## Exercise aim
Each record must be retyped in full. No character may differ.

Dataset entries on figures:
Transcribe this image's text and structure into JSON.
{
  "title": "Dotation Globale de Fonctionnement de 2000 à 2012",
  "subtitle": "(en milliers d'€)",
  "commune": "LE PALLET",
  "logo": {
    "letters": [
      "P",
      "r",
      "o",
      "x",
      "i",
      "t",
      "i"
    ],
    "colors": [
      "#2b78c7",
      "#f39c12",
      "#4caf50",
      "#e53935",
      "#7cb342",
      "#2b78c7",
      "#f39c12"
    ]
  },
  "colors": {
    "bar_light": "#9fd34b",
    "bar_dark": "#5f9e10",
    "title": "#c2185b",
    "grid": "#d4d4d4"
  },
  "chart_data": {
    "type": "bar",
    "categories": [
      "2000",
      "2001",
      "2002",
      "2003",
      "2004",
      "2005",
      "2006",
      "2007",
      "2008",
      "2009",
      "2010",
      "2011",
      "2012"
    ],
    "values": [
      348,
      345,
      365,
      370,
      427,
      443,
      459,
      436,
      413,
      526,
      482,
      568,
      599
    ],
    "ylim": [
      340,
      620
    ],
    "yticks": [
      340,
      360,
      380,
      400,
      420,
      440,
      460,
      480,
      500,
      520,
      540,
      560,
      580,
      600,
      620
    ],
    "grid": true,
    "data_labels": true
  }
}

## Output of the task
Transcribe this image's text and structure into JSON.
{
  "title": "Dotation Globale de Fonctionnement de 2000 à 2012",
  "subtitle": "(en milliers d'€)",
  "commune": "LE PALLET",
  "logo": {
    "letters": [
      "P",
      "r",
      "o",
      "x",
      "i",
      "t",
      "i"
    ],
    "colors": [
      "#2b78c7",
      "#f39c12",
      "#4caf50",
      "#e53935",
      "#7cb342",
      "#2b78c7",
      "#f39c12"
    ]
  },
  "colors": {
    "bar_light": "#9fd34b",
    "bar_dark": "#5f9e10",
    "title": "#c2185b",
    "grid": "#d4d4d4"
  },
  "chart_data": {
    "type": "bar",
    "categories": [
      "2000",
      "2001",
      "2002",
      "2003",
      "2004",
      "2005",
      "2006",
      "2007",
      "2008",
      "2009",
      "2010",
      "2011",
      "2012"
    ],
    "values": [
      348,
      345,
      365,
      370,
      427,
      443,
      459,
      436,
      413,
      526,
      482,
      568,
      599
    ],
    "ylim": [
      340,
      620
    ],
    "yticks": [
      340,
      360,
      380,
      400,
      420,
      440,
      460,
      480,
      500,
      520,
      540,
      560,
      580,
      600,
      620
    ],
    "grid": true,
    "data_labels": true
  }
}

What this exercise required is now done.